* _Goal_: State how many lines of the listing below include the word "JSON". Give only the number.

+ + + +

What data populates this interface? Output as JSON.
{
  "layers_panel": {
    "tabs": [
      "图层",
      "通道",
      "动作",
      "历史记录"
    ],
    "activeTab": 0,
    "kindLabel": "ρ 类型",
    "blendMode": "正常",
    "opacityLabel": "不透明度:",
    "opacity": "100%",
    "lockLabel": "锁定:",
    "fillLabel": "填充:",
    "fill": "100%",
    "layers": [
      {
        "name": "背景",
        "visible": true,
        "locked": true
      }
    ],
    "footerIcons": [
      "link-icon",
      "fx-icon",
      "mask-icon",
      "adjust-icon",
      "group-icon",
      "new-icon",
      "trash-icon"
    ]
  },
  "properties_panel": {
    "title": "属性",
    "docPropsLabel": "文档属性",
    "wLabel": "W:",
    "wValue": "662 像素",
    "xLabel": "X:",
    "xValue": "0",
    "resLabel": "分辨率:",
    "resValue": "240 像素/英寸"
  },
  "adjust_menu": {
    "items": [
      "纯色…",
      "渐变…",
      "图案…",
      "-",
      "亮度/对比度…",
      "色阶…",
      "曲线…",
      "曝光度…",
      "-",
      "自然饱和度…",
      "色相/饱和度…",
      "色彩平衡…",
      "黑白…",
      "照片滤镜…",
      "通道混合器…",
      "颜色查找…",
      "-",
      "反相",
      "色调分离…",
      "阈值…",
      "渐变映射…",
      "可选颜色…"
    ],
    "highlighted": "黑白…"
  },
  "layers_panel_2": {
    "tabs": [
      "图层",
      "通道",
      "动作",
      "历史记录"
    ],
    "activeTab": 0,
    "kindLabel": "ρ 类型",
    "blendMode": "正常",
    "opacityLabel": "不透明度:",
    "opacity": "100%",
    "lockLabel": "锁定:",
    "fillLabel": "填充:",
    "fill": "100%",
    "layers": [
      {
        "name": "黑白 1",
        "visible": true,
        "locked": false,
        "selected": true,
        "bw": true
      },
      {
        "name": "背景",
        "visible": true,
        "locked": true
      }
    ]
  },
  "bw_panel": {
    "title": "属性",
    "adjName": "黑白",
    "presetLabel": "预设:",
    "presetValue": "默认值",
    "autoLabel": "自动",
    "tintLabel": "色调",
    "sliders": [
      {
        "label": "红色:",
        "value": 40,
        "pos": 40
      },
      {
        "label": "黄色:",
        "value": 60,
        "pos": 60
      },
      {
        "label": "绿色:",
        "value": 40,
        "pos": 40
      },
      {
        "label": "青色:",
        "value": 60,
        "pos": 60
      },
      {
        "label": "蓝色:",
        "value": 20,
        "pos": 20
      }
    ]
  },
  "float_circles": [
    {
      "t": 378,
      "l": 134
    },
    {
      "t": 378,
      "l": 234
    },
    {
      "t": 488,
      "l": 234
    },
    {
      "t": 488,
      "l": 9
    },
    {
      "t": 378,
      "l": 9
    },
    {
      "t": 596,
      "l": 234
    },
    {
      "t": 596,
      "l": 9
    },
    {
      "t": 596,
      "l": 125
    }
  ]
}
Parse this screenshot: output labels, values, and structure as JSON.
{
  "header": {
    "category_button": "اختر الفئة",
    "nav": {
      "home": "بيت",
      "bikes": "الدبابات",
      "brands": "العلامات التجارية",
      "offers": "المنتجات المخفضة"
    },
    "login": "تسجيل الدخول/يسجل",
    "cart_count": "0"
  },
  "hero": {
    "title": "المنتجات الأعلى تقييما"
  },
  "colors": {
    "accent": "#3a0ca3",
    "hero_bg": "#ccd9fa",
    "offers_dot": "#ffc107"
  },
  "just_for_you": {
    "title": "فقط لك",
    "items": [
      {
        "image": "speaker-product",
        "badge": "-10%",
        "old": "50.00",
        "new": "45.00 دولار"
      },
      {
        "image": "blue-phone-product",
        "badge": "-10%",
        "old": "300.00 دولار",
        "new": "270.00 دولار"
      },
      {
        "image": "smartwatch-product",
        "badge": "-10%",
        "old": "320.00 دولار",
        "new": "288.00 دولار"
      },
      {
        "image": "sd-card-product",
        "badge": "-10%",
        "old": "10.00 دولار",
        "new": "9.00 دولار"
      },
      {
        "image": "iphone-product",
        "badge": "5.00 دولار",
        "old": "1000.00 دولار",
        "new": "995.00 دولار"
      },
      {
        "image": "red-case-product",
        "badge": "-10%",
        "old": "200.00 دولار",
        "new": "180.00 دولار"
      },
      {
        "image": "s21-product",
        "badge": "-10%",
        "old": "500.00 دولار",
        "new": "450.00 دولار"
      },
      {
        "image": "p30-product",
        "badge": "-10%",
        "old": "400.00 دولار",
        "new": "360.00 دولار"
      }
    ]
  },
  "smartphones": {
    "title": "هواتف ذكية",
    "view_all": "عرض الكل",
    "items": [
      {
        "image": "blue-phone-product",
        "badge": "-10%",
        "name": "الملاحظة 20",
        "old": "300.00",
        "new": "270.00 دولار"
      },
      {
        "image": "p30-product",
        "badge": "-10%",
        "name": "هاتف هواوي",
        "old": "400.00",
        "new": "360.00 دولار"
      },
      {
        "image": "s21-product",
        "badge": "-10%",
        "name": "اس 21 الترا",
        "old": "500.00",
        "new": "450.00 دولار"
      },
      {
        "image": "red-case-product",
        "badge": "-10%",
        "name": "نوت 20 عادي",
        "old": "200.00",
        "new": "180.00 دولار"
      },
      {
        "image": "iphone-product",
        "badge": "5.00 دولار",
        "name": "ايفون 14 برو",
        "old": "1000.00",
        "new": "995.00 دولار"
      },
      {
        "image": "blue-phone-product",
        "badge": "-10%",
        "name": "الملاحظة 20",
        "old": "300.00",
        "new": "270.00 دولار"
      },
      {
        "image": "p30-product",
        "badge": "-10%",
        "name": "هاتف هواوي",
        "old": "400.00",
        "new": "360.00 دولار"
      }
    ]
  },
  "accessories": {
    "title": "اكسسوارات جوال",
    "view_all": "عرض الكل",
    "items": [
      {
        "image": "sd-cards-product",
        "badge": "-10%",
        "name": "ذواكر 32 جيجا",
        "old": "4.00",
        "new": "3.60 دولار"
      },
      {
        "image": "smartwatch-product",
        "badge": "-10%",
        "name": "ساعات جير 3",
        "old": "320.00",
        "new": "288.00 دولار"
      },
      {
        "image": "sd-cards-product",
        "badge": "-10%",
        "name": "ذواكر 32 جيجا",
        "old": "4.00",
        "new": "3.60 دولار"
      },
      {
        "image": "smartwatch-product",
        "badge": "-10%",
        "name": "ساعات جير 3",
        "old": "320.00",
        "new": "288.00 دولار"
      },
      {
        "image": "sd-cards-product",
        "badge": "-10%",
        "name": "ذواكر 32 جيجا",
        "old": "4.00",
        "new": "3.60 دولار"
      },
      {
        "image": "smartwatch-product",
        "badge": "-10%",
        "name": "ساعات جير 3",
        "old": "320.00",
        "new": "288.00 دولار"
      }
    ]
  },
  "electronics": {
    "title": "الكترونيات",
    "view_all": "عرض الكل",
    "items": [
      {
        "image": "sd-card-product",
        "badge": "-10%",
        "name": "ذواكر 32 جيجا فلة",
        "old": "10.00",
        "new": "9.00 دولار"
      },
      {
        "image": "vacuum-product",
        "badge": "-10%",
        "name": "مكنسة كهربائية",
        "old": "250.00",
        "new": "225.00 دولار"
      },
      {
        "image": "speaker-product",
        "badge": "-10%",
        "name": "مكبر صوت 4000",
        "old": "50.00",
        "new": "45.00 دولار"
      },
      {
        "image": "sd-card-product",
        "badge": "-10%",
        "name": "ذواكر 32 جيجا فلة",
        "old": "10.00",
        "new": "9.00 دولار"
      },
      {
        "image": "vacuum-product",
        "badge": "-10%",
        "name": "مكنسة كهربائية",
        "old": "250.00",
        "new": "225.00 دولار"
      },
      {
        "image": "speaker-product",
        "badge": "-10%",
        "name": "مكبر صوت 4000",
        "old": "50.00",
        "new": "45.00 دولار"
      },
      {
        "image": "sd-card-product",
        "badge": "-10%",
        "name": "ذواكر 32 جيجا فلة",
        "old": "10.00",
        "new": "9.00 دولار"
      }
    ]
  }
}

+ + + +

* _Answer to this task_: 2